Reproduce every record below exactly as written, leaving out any pictures.

(Records from a dataset)
——
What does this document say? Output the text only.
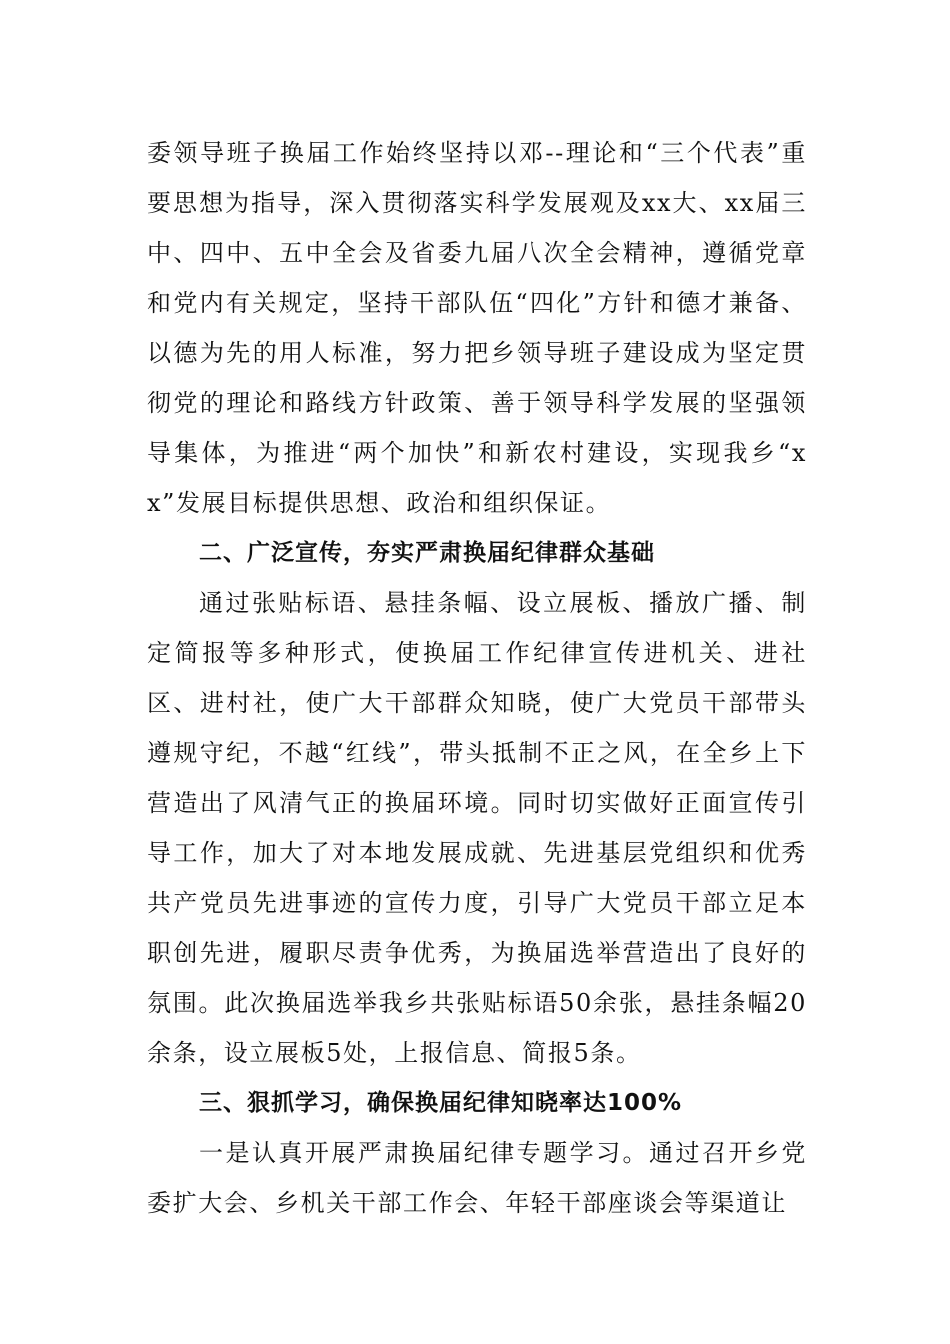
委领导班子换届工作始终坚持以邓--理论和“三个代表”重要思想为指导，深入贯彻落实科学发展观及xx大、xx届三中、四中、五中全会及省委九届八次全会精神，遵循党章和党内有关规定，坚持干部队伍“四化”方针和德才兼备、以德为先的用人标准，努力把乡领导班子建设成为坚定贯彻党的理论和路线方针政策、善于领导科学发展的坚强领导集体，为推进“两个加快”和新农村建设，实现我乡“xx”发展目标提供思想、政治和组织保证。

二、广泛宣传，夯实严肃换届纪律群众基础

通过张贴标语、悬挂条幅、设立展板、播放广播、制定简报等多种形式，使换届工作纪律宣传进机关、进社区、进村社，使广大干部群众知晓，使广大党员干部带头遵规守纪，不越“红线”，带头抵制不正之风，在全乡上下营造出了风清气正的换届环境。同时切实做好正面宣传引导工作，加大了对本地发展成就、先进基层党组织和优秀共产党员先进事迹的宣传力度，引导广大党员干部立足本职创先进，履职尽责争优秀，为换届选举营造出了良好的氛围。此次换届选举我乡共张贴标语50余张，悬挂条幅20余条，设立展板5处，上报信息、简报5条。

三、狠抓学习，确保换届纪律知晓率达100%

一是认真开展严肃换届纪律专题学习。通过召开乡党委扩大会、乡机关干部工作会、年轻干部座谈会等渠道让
——
* FULL SOLUTION
What does this document say? Output the text only.
委领导班子换届工作始终坚持以邓--理论和“三个代表”重要思想为指导，深入贯彻落实科学发展观及xx大、xx届三中、四中、五中全会及省委九届八次全会精神，遵循党章和党内有关规定，坚持干部队伍“四化”方针和德才兼备、以德为先的用人标准，努力把乡领导班子建设成为坚定贯彻党的理论和路线方针政策、善于领导科学发展的坚强领导集体，为推进“两个加快”和新农村建设，实现我乡“xx”发展目标提供思想、政治和组织保证。

二、广泛宣传，夯实严肃换届纪律群众基础

通过张贴标语、悬挂条幅、设立展板、播放广播、制定简报等多种形式，使换届工作纪律宣传进机关、进社区、进村社，使广大干部群众知晓，使广大党员干部带头遵规守纪，不越“红线”，带头抵制不正之风，在全乡上下营造出了风清气正的换届环境。同时切实做好正面宣传引导工作，加大了对本地发展成就、先进基层党组织和优秀共产党员先进事迹的宣传力度，引导广大党员干部立足本职创先进，履职尽责争优秀，为换届选举营造出了良好的氛围。此次换届选举我乡共张贴标语50余张，悬挂条幅20余条，设立展板5处，上报信息、简报5条。

三、狠抓学习，确保换届纪律知晓率达100%

一是认真开展严肃换届纪律专题学习。通过召开乡党委扩大会、乡机关干部工作会、年轻干部座谈会等渠道让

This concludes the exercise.